**DIRECTIVE**
Search the material below for the string "JSON" and list each line that holds it.

(Stored data)
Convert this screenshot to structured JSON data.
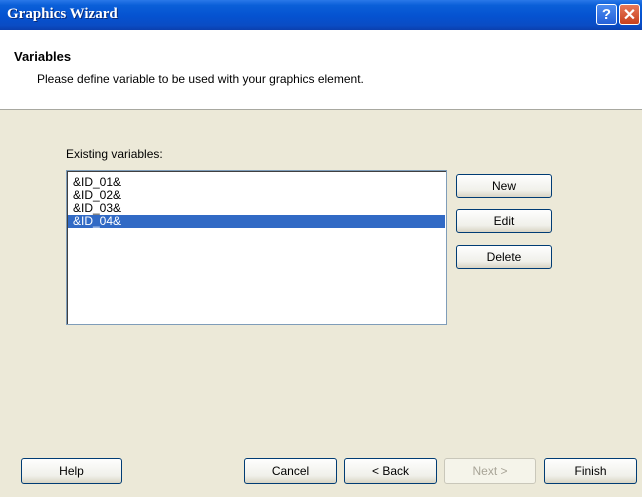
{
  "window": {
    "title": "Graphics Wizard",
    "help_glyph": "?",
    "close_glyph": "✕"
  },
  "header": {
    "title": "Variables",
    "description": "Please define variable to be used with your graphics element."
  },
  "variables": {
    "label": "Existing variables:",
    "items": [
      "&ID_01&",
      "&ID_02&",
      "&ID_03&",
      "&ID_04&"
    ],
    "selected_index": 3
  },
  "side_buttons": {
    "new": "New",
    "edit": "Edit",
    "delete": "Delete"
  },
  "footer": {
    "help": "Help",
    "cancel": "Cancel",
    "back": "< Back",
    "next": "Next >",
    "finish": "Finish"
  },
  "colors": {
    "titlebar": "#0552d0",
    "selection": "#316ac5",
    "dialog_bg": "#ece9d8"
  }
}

--

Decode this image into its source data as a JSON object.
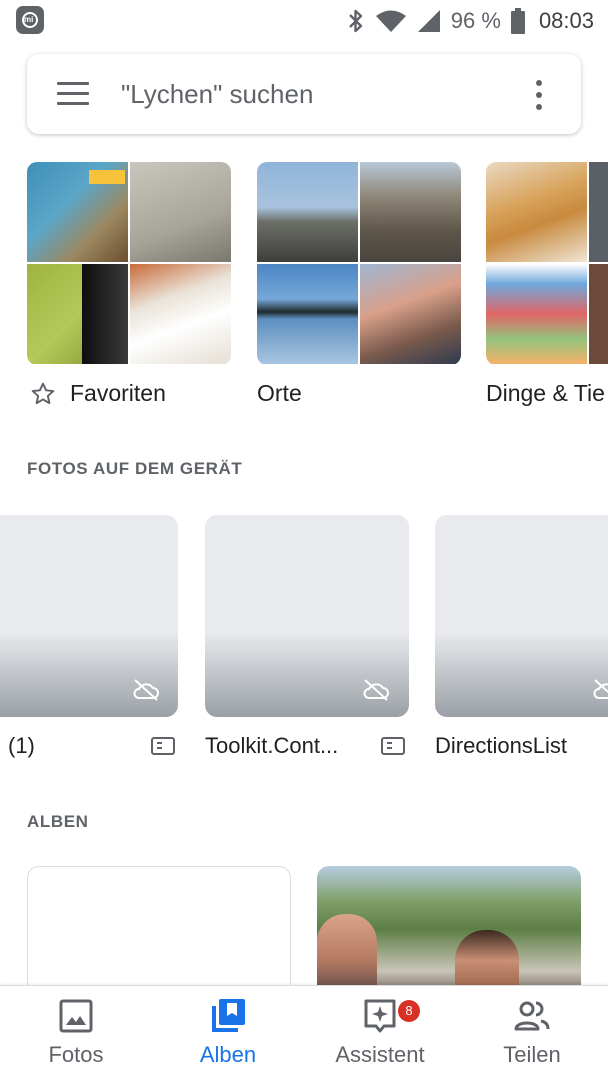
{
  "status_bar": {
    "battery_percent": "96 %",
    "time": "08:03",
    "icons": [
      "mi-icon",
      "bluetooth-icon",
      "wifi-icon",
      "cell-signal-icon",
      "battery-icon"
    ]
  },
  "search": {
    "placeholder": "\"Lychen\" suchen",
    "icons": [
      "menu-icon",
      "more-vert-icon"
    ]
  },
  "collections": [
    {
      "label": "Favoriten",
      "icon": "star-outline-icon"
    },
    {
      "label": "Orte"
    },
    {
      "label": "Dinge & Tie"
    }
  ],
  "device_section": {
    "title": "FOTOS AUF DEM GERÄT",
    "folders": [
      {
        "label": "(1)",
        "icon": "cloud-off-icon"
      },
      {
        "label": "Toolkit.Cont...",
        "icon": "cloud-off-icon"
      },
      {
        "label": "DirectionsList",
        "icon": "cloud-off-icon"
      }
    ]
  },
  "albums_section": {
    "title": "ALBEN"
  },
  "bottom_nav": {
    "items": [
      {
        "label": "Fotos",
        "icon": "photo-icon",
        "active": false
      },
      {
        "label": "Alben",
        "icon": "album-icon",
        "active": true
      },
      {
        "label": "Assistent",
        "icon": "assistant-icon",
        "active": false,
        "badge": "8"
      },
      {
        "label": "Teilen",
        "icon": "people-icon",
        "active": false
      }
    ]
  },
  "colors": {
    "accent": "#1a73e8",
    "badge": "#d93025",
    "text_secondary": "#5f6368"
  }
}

* * *

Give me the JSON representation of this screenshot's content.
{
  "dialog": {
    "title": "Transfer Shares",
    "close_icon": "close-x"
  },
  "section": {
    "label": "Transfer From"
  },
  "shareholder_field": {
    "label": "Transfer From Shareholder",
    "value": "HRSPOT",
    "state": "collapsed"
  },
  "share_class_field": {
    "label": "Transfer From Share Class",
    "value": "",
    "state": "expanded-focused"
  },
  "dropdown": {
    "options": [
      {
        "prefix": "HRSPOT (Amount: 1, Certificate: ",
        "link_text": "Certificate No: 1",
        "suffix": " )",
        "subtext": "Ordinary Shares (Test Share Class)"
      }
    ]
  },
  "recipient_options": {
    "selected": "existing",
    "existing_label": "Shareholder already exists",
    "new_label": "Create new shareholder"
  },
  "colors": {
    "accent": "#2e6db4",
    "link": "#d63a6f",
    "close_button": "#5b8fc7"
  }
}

**FINISHED ANSWER**
Convert this screenshot to structured JSON data.
Decode this image into its source data as a JSON object.
Give me the JSON representation of this screenshot's content.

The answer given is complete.